_Aim of the exercise_:
Could every line of the data be printed exactly as it reads?

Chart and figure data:

_____

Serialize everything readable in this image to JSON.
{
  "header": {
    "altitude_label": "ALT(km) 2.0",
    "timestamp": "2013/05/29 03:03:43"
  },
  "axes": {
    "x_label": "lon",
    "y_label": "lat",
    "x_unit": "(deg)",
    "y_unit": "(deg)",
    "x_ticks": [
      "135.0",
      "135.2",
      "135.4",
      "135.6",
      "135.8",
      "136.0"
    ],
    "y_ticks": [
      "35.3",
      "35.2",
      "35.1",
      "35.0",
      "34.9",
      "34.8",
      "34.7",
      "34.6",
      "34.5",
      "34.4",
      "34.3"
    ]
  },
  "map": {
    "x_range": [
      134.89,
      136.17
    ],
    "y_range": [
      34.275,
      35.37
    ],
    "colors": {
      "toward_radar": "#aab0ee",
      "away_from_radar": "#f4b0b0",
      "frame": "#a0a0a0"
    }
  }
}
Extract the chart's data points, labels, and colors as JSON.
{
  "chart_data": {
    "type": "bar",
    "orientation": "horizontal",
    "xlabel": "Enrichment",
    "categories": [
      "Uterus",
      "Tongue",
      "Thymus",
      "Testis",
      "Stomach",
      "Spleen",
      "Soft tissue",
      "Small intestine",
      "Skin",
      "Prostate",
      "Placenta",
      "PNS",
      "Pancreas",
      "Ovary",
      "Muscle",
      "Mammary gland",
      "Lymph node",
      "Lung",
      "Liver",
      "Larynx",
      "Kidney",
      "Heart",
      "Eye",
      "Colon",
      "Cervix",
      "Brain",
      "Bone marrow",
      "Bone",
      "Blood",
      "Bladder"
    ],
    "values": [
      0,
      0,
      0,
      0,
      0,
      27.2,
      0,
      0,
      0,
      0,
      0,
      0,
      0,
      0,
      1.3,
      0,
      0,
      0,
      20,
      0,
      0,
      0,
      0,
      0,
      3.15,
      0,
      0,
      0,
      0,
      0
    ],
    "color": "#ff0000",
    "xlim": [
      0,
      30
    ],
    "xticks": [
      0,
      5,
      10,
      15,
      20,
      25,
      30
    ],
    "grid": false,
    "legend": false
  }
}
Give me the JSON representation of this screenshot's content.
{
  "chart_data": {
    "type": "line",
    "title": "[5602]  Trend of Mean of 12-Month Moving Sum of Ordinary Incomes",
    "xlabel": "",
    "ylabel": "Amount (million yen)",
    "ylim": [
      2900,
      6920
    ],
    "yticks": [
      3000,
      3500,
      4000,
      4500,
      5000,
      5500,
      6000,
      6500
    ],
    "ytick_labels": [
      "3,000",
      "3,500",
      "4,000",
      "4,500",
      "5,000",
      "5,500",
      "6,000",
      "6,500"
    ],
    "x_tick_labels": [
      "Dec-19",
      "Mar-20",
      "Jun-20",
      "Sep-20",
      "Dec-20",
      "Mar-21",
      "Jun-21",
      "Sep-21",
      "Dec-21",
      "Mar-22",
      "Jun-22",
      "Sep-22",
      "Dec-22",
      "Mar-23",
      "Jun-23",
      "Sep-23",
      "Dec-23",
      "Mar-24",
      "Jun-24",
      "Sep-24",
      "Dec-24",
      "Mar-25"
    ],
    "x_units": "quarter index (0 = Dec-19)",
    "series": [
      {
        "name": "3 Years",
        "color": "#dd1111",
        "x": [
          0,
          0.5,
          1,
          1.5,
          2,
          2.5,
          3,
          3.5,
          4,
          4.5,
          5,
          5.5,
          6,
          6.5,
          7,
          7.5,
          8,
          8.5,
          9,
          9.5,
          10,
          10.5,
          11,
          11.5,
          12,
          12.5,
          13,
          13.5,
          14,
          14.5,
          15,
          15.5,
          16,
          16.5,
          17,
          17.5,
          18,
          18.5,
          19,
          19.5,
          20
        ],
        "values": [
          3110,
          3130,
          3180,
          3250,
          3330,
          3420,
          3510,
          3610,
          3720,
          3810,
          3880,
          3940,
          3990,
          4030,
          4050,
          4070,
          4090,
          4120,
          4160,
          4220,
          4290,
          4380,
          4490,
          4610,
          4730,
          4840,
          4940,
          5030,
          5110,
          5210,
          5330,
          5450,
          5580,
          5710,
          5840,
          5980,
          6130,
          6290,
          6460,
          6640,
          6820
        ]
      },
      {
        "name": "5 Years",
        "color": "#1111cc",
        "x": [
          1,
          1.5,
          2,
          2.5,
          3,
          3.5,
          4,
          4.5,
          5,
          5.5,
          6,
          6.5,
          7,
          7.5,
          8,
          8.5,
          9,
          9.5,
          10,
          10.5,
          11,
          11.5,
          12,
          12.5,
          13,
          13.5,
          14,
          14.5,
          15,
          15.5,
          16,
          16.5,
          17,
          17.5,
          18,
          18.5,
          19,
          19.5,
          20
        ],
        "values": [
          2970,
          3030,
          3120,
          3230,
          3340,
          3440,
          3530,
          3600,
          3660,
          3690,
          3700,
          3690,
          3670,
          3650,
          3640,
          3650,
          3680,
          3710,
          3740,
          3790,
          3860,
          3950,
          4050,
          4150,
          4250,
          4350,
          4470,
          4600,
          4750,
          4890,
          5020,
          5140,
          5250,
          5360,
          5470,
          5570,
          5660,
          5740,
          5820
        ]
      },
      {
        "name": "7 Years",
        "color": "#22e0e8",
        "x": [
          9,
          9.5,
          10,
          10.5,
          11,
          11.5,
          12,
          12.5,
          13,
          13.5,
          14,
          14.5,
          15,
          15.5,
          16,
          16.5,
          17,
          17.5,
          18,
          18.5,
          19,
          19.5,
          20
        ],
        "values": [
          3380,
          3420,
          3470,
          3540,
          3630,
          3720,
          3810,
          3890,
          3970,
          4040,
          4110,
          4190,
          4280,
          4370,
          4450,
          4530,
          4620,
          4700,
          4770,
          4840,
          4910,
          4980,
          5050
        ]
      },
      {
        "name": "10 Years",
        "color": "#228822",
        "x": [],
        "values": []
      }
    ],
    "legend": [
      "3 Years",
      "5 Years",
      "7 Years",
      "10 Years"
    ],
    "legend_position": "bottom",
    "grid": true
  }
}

_____

_Task solution_:
Serialize everything readable in this image to JSON.
{
  "header": {
    "altitude_label": "ALT(km) 2.0",
    "timestamp": "2013/05/29 03:03:43"
  },
  "axes": {
    "x_label": "lon",
    "y_label": "lat",
    "x_unit": "(deg)",
    "y_unit": "(deg)",
    "x_ticks": [
      "135.0",
      "135.2",
      "135.4",
      "135.6",
      "135.8",
      "136.0"
    ],
    "y_ticks": [
      "35.3",
      "35.2",
      "35.1",
      "35.0",
      "34.9",
      "34.8",
      "34.7",
      "34.6",
      "34.5",
      "34.4",
      "34.3"
    ]
  },
  "map": {
    "x_range": [
      134.89,
      136.17
    ],
    "y_range": [
      34.275,
      35.37
    ],
    "colors": {
      "toward_radar": "#aab0ee",
      "away_from_radar": "#f4b0b0",
      "frame": "#a0a0a0"
    }
  }
}
Extract the chart's data points, labels, and colors as JSON.
{
  "chart_data": {
    "type": "bar",
    "orientation": "horizontal",
    "xlabel": "Enrichment",
    "categories": [
      "Uterus",
      "Tongue",
      "Thymus",
      "Testis",
      "Stomach",
      "Spleen",
      "Soft tissue",
      "Small intestine",
      "Skin",
      "Prostate",
      "Placenta",
      "PNS",
      "Pancreas",
      "Ovary",
      "Muscle",
      "Mammary gland",
      "Lymph node",
      "Lung",
      "Liver",
      "Larynx",
      "Kidney",
      "Heart",
      "Eye",
      "Colon",
      "Cervix",
      "Brain",
      "Bone marrow",
      "Bone",
      "Blood",
      "Bladder"
    ],
    "values": [
      0,
      0,
      0,
      0,
      0,
      27.2,
      0,
      0,
      0,
      0,
      0,
      0,
      0,
      0,
      1.3,
      0,
      0,
      0,
      20,
      0,
      0,
      0,
      0,
      0,
      3.15,
      0,
      0,
      0,
      0,
      0
    ],
    "color": "#ff0000",
    "xlim": [
      0,
      30
    ],
    "xticks": [
      0,
      5,
      10,
      15,
      20,
      25,
      30
    ],
    "grid": false,
    "legend": false
  }
}
Give me the JSON representation of this screenshot's content.
{
  "chart_data": {
    "type": "line",
    "title": "[5602]  Trend of Mean of 12-Month Moving Sum of Ordinary Incomes",
    "xlabel": "",
    "ylabel": "Amount (million yen)",
    "ylim": [
      2900,
      6920
    ],
    "yticks": [
      3000,
      3500,
      4000,
      4500,
      5000,
      5500,
      6000,
      6500
    ],
    "ytick_labels": [
      "3,000",
      "3,500",
      "4,000",
      "4,500",
      "5,000",
      "5,500",
      "6,000",
      "6,500"
    ],
    "x_tick_labels": [
      "Dec-19",
      "Mar-20",
      "Jun-20",
      "Sep-20",
      "Dec-20",
      "Mar-21",
      "Jun-21",
      "Sep-21",
      "Dec-21",
      "Mar-22",
      "Jun-22",
      "Sep-22",
      "Dec-22",
      "Mar-23",
      "Jun-23",
      "Sep-23",
      "Dec-23",
      "Mar-24",
      "Jun-24",
      "Sep-24",
      "Dec-24",
      "Mar-25"
    ],
    "x_units": "quarter index (0 = Dec-19)",
    "series": [
      {
        "name": "3 Years",
        "color": "#dd1111",
        "x": [
          0,
          0.5,
          1,
          1.5,
          2,
          2.5,
          3,
          3.5,
          4,
          4.5,
          5,
          5.5,
          6,
          6.5,
          7,
          7.5,
          8,
          8.5,
          9,
          9.5,
          10,
          10.5,
          11,
          11.5,
          12,
          12.5,
          13,
          13.5,
          14,
          14.5,
          15,
          15.5,
          16,
          16.5,
          17,
          17.5,
          18,
          18.5,
          19,
          19.5,
          20
        ],
        "values": [
          3110,
          3130,
          3180,
          3250,
          3330,
          3420,
          3510,
          3610,
          3720,
          3810,
          3880,
          3940,
          3990,
          4030,
          4050,
          4070,
          4090,
          4120,
          4160,
          4220,
          4290,
          4380,
          4490,
          4610,
          4730,
          4840,
          4940,
          5030,
          5110,
          5210,
          5330,
          5450,
          5580,
          5710,
          5840,
          5980,
          6130,
          6290,
          6460,
          6640,
          6820
        ]
      },
      {
        "name": "5 Years",
        "color": "#1111cc",
        "x": [
          1,
          1.5,
          2,
          2.5,
          3,
          3.5,
          4,
          4.5,
          5,
          5.5,
          6,
          6.5,
          7,
          7.5,
          8,
          8.5,
          9,
          9.5,
          10,
          10.5,
          11,
          11.5,
          12,
          12.5,
          13,
          13.5,
          14,
          14.5,
          15,
          15.5,
          16,
          16.5,
          17,
          17.5,
          18,
          18.5,
          19,
          19.5,
          20
        ],
        "values": [
          2970,
          3030,
          3120,
          3230,
          3340,
          3440,
          3530,
          3600,
          3660,
          3690,
          3700,
          3690,
          3670,
          3650,
          3640,
          3650,
          3680,
          3710,
          3740,
          3790,
          3860,
          3950,
          4050,
          4150,
          4250,
          4350,
          4470,
          4600,
          4750,
          4890,
          5020,
          5140,
          5250,
          5360,
          5470,
          5570,
          5660,
          5740,
          5820
        ]
      },
      {
        "name": "7 Years",
        "color": "#22e0e8",
        "x": [
          9,
          9.5,
          10,
          10.5,
          11,
          11.5,
          12,
          12.5,
          13,
          13.5,
          14,
          14.5,
          15,
          15.5,
          16,
          16.5,
          17,
          17.5,
          18,
          18.5,
          19,
          19.5,
          20
        ],
        "values": [
          3380,
          3420,
          3470,
          3540,
          3630,
          3720,
          3810,
          3890,
          3970,
          4040,
          4110,
          4190,
          4280,
          4370,
          4450,
          4530,
          4620,
          4700,
          4770,
          4840,
          4910,
          4980,
          5050
        ]
      },
      {
        "name": "10 Years",
        "color": "#228822",
        "x": [],
        "values": []
      }
    ],
    "legend": [
      "3 Years",
      "5 Years",
      "7 Years",
      "10 Years"
    ],
    "legend_position": "bottom",
    "grid": true
  }
}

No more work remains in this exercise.